TASK REQUIREMENTS.
Copy out every record below exactly as written, but leave out any pictures.

AVAILABLE RECORDS.
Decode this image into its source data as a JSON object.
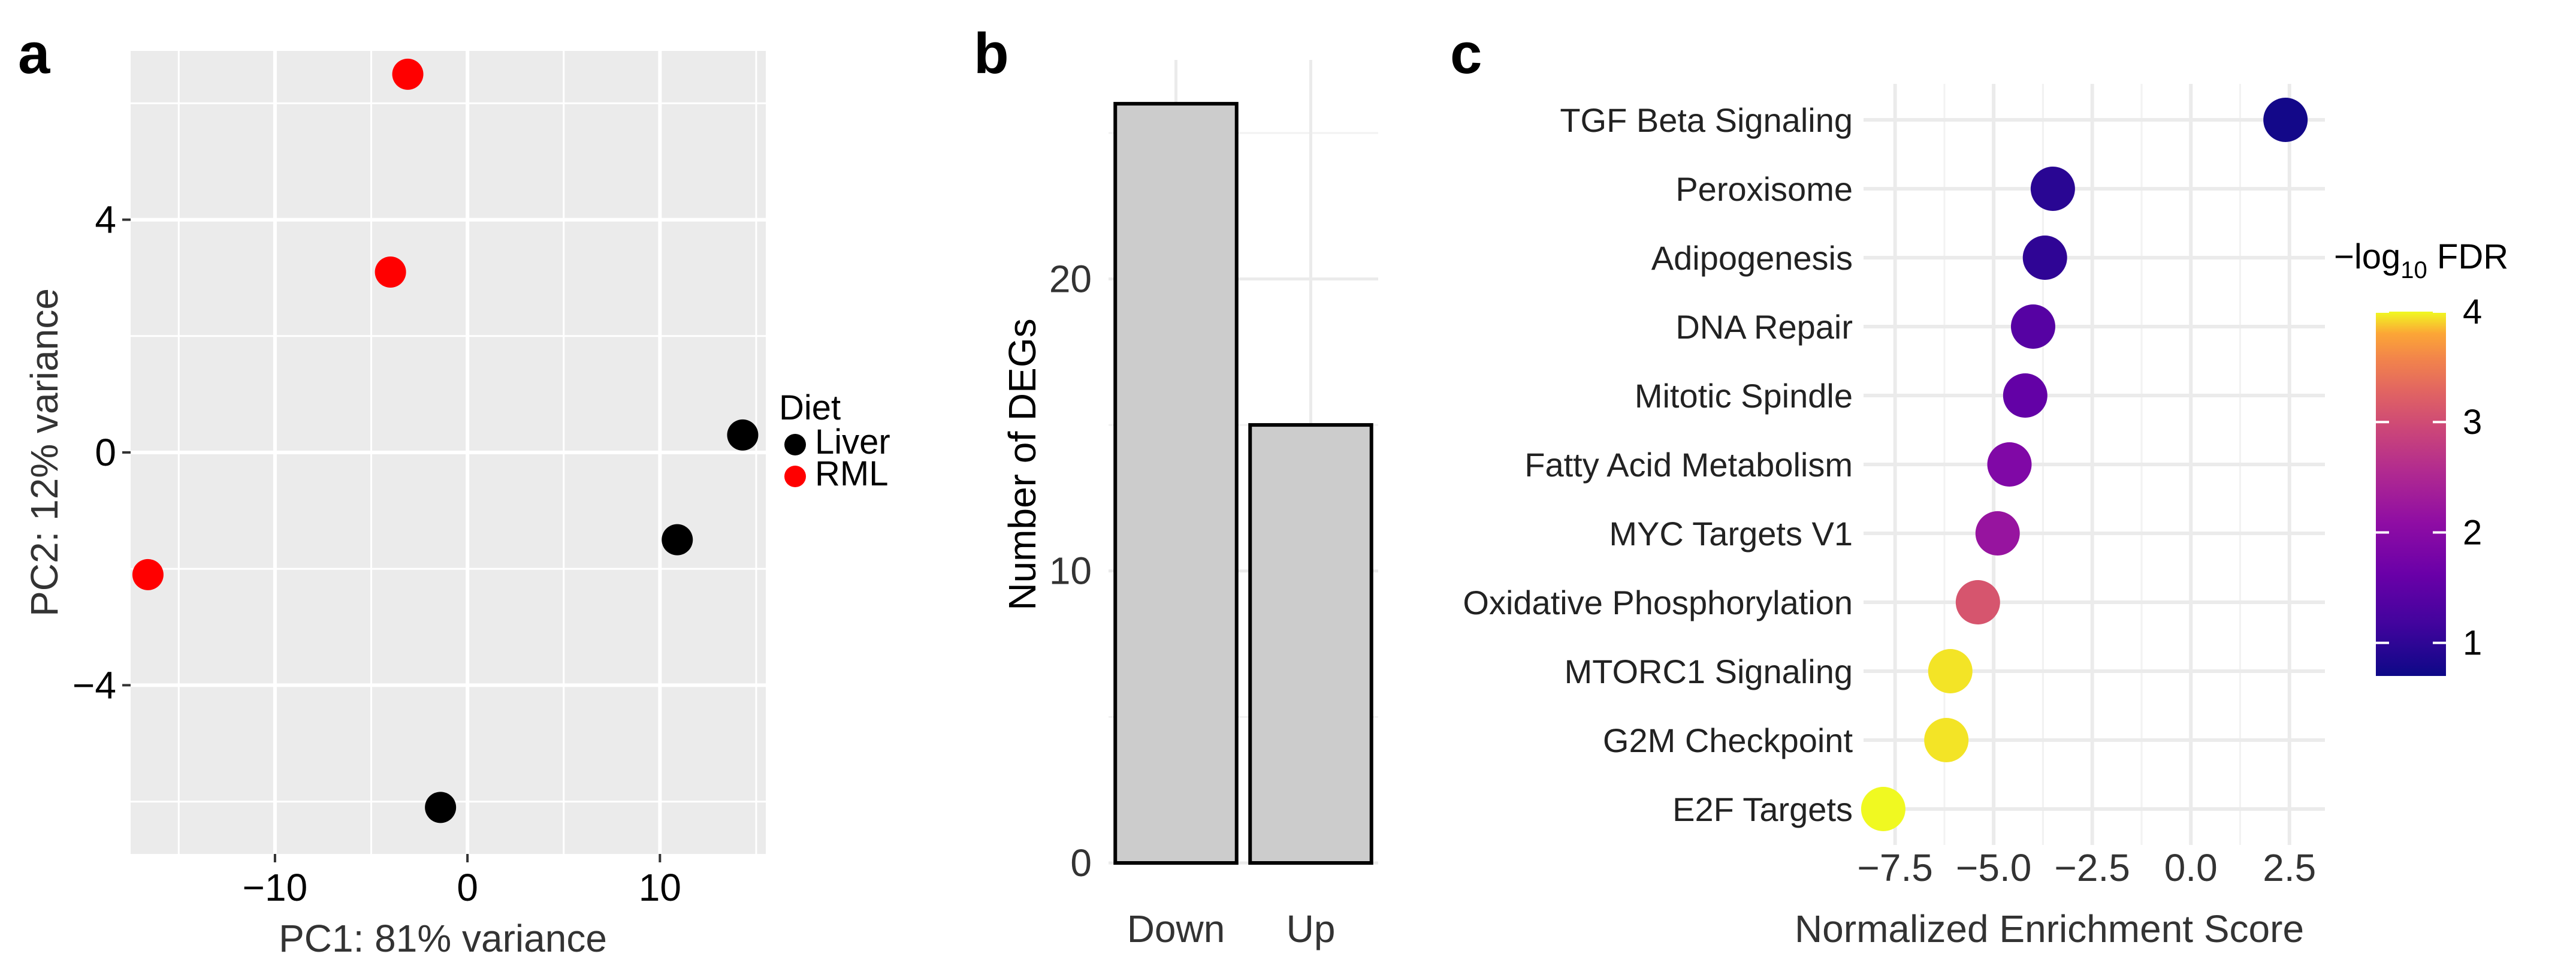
{
  "colors": {
    "panel_bg": "#ebebeb",
    "grid": "#ffffff",
    "liver": "#000000",
    "rml": "#ff0000",
    "bar_fill": "#cccccc",
    "bar_stroke": "#000000",
    "gsea_grid": "#ebebeb"
  },
  "chart_data": [
    {
      "type": "scatter",
      "panel": "a",
      "xlabel": "PC1: 81% variance",
      "ylabel": "PC2: 12% variance",
      "xlim": [
        -17.5,
        15.5
      ],
      "ylim": [
        -6.9,
        6.9
      ],
      "xticks": [
        -10,
        0,
        10
      ],
      "xtick_labels": [
        "−10",
        "0",
        "10"
      ],
      "yticks": [
        -4,
        0,
        4
      ],
      "ytick_labels": [
        "−4",
        "0",
        "4"
      ],
      "legend": {
        "title": "Diet",
        "position": "right",
        "entries": [
          {
            "name": "Liver",
            "color": "#000000"
          },
          {
            "name": "RML",
            "color": "#ff0000"
          }
        ]
      },
      "series": [
        {
          "name": "Liver",
          "points": [
            {
              "x": 14.3,
              "y": 0.3
            },
            {
              "x": 10.9,
              "y": -1.5
            },
            {
              "x": -1.4,
              "y": -6.1
            }
          ]
        },
        {
          "name": "RML",
          "points": [
            {
              "x": -3.1,
              "y": 6.5
            },
            {
              "x": -4.0,
              "y": 3.1
            },
            {
              "x": -16.6,
              "y": -2.1
            }
          ]
        }
      ]
    },
    {
      "type": "bar",
      "panel": "b",
      "categories": [
        "Down",
        "Up"
      ],
      "values": [
        26,
        15
      ],
      "xlabel": "",
      "ylabel": "Number of DEGs",
      "ylim": [
        0,
        27.5
      ],
      "yticks": [
        0,
        10,
        20
      ],
      "ytick_labels": [
        "0",
        "10",
        "20"
      ]
    },
    {
      "type": "scatter",
      "panel": "c",
      "xlabel": "Normalized Enrichment Score",
      "xlim": [
        -8.3,
        3.4
      ],
      "xticks": [
        -7.5,
        -5.0,
        -2.5,
        0.0,
        2.5
      ],
      "xtick_labels": [
        "−7.5",
        "−5.0",
        "−2.5",
        "0.0",
        "2.5"
      ],
      "categories": [
        "TGF Beta Signaling",
        "Peroxisome",
        "Adipogenesis",
        "DNA Repair",
        "Mitotic Spindle",
        "Fatty Acid Metabolism",
        "MYC Targets V1",
        "Oxidative Phosphorylation",
        "MTORC1 Signaling",
        "G2M Checkpoint",
        "E2F Targets"
      ],
      "nes": [
        2.4,
        -3.5,
        -3.7,
        -4.0,
        -4.2,
        -4.6,
        -4.9,
        -5.4,
        -6.1,
        -6.2,
        -7.8
      ],
      "neg_log10_fdr": [
        0.75,
        0.95,
        1.0,
        1.4,
        1.55,
        1.9,
        2.2,
        3.1,
        3.95,
        3.95,
        4.0
      ],
      "colorbar": {
        "title_prefix": "−log",
        "title_sub": "10",
        "title_suffix": " FDR",
        "range": [
          0.7,
          4.0
        ],
        "ticks": [
          1,
          2,
          3,
          4
        ],
        "tick_labels": [
          "1",
          "2",
          "3",
          "4"
        ]
      }
    }
  ],
  "panel_labels": [
    "a",
    "b",
    "c"
  ]
}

RESPONSE BOX.
Decode this image into its source data as a JSON object.
{
  "colors": {
    "panel_bg": "#ebebeb",
    "grid": "#ffffff",
    "liver": "#000000",
    "rml": "#ff0000",
    "bar_fill": "#cccccc",
    "bar_stroke": "#000000",
    "gsea_grid": "#ebebeb"
  },
  "chart_data": [
    {
      "type": "scatter",
      "panel": "a",
      "xlabel": "PC1: 81% variance",
      "ylabel": "PC2: 12% variance",
      "xlim": [
        -17.5,
        15.5
      ],
      "ylim": [
        -6.9,
        6.9
      ],
      "xticks": [
        -10,
        0,
        10
      ],
      "xtick_labels": [
        "−10",
        "0",
        "10"
      ],
      "yticks": [
        -4,
        0,
        4
      ],
      "ytick_labels": [
        "−4",
        "0",
        "4"
      ],
      "legend": {
        "title": "Diet",
        "position": "right",
        "entries": [
          {
            "name": "Liver",
            "color": "#000000"
          },
          {
            "name": "RML",
            "color": "#ff0000"
          }
        ]
      },
      "series": [
        {
          "name": "Liver",
          "points": [
            {
              "x": 14.3,
              "y": 0.3
            },
            {
              "x": 10.9,
              "y": -1.5
            },
            {
              "x": -1.4,
              "y": -6.1
            }
          ]
        },
        {
          "name": "RML",
          "points": [
            {
              "x": -3.1,
              "y": 6.5
            },
            {
              "x": -4.0,
              "y": 3.1
            },
            {
              "x": -16.6,
              "y": -2.1
            }
          ]
        }
      ]
    },
    {
      "type": "bar",
      "panel": "b",
      "categories": [
        "Down",
        "Up"
      ],
      "values": [
        26,
        15
      ],
      "xlabel": "",
      "ylabel": "Number of DEGs",
      "ylim": [
        0,
        27.5
      ],
      "yticks": [
        0,
        10,
        20
      ],
      "ytick_labels": [
        "0",
        "10",
        "20"
      ]
    },
    {
      "type": "scatter",
      "panel": "c",
      "xlabel": "Normalized Enrichment Score",
      "xlim": [
        -8.3,
        3.4
      ],
      "xticks": [
        -7.5,
        -5.0,
        -2.5,
        0.0,
        2.5
      ],
      "xtick_labels": [
        "−7.5",
        "−5.0",
        "−2.5",
        "0.0",
        "2.5"
      ],
      "categories": [
        "TGF Beta Signaling",
        "Peroxisome",
        "Adipogenesis",
        "DNA Repair",
        "Mitotic Spindle",
        "Fatty Acid Metabolism",
        "MYC Targets V1",
        "Oxidative Phosphorylation",
        "MTORC1 Signaling",
        "G2M Checkpoint",
        "E2F Targets"
      ],
      "nes": [
        2.4,
        -3.5,
        -3.7,
        -4.0,
        -4.2,
        -4.6,
        -4.9,
        -5.4,
        -6.1,
        -6.2,
        -7.8
      ],
      "neg_log10_fdr": [
        0.75,
        0.95,
        1.0,
        1.4,
        1.55,
        1.9,
        2.2,
        3.1,
        3.95,
        3.95,
        4.0
      ],
      "colorbar": {
        "title_prefix": "−log",
        "title_sub": "10",
        "title_suffix": " FDR",
        "range": [
          0.7,
          4.0
        ],
        "ticks": [
          1,
          2,
          3,
          4
        ],
        "tick_labels": [
          "1",
          "2",
          "3",
          "4"
        ]
      }
    }
  ],
  "panel_labels": [
    "a",
    "b",
    "c"
  ]
}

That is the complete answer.